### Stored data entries
++++++++++++++++++++
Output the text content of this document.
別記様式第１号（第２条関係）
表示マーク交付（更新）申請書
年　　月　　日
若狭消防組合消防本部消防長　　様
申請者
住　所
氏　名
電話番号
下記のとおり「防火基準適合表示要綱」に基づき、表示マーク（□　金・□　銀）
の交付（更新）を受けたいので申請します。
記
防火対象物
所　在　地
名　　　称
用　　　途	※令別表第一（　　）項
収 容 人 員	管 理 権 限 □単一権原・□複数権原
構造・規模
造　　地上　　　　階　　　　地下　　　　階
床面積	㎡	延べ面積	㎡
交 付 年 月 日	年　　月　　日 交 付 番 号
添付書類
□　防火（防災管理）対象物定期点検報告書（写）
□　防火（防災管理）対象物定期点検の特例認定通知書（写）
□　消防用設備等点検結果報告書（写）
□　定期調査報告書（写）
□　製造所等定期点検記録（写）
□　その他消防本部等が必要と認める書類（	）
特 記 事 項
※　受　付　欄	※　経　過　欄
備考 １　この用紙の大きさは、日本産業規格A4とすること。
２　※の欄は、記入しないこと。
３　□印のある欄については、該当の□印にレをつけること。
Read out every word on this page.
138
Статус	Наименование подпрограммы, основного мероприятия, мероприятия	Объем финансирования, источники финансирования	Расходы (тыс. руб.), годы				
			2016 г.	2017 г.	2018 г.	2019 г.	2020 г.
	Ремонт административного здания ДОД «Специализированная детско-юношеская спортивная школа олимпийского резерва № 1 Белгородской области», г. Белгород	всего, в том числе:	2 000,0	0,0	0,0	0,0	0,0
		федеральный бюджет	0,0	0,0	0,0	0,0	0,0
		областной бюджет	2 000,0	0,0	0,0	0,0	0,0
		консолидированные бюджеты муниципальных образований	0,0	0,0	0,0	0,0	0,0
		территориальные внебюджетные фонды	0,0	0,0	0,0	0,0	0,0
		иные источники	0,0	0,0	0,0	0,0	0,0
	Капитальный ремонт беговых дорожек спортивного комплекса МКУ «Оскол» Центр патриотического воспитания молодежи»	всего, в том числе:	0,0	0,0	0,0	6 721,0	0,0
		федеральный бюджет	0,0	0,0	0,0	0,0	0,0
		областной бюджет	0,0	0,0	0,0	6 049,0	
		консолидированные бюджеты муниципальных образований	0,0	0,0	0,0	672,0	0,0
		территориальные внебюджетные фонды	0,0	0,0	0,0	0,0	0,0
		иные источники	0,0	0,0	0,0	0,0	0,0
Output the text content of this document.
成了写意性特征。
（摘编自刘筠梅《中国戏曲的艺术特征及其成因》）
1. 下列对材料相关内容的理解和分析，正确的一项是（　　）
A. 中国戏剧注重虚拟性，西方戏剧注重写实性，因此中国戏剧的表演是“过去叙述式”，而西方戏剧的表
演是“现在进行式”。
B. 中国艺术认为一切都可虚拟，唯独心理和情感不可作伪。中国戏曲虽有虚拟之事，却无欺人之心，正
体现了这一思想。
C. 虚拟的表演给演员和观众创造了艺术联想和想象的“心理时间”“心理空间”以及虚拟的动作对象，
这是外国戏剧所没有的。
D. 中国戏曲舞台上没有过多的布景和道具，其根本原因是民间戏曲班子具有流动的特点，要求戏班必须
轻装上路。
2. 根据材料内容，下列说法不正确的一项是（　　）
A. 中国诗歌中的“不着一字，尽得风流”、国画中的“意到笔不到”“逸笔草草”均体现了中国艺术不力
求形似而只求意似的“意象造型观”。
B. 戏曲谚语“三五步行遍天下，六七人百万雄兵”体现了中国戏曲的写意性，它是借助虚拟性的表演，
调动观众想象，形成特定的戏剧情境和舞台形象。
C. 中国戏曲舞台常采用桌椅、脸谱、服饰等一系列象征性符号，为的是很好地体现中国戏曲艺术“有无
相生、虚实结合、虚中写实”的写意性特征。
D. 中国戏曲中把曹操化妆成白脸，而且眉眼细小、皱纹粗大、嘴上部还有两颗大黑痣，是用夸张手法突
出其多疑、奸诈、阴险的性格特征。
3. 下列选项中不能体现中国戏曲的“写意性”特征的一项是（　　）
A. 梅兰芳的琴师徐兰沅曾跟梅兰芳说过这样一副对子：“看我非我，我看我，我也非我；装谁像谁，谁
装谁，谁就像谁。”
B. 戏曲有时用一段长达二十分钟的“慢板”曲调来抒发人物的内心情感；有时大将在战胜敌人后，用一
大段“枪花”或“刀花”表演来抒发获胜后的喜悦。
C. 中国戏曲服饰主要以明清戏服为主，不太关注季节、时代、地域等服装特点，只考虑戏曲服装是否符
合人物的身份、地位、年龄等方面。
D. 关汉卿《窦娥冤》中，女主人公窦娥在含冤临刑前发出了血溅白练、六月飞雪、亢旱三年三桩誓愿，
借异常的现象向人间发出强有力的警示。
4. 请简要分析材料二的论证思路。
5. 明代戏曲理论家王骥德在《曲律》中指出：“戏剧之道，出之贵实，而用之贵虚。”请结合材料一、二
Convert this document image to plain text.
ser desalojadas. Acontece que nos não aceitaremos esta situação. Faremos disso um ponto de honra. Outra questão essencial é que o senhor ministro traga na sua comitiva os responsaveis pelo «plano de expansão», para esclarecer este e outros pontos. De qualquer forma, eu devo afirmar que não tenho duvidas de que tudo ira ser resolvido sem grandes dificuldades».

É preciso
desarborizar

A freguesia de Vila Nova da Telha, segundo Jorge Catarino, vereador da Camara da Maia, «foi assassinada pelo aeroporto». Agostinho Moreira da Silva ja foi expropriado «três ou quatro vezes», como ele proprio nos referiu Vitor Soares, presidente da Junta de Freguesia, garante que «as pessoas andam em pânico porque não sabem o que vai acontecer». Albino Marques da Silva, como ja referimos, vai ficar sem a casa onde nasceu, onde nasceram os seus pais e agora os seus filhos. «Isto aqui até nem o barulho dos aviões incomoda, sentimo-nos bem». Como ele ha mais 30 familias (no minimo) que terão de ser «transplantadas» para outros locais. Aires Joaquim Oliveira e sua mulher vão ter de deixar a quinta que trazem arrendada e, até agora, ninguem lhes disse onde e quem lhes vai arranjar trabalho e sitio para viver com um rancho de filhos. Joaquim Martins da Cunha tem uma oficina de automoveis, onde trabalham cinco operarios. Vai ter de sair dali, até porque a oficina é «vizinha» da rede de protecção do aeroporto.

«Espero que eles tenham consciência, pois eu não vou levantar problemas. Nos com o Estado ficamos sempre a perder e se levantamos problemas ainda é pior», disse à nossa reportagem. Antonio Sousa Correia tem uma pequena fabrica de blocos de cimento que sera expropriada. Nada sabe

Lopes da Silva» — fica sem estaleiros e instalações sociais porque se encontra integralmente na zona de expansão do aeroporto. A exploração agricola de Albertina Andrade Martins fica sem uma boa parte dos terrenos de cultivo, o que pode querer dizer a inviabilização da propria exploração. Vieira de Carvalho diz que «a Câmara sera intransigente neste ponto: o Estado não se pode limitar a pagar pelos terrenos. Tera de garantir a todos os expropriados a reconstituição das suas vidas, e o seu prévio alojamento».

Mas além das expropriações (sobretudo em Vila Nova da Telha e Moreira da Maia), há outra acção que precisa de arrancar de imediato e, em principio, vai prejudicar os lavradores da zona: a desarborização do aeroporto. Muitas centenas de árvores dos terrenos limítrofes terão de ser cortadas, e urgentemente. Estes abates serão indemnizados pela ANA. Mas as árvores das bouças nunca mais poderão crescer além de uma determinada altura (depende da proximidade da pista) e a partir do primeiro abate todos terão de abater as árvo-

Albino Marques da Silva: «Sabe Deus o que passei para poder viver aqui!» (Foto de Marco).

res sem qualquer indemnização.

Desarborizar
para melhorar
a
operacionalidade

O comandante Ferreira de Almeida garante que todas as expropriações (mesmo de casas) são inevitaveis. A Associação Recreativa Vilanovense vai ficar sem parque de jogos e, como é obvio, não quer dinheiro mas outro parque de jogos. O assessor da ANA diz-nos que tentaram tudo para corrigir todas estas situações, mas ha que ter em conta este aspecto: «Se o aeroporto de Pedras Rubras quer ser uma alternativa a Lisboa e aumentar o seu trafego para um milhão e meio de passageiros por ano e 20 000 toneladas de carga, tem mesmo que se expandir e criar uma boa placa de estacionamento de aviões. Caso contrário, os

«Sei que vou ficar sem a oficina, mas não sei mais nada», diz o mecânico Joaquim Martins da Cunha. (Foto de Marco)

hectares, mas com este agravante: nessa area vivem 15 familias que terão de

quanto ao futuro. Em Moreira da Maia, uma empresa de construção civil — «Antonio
++++++++++++++++++++
### Exercise description
Find all lines where the word "числе" appears. Copy them.

### Output of the task
	Ремонт административного здания ДОД «Специализированная детско-юношеская спортивная школа олимпийского резерва № 1 Белгородской области», г. Белгород	всего, в том числе:	2 000,0	0,0	0,0	0,0	0,0
	Капитальный ремонт беговых дорожек спортивного комплекса МКУ «Оскол» Центр патриотического воспитания молодежи»	всего, в том числе:	0,0	0,0	0,0	6 721,0	0,0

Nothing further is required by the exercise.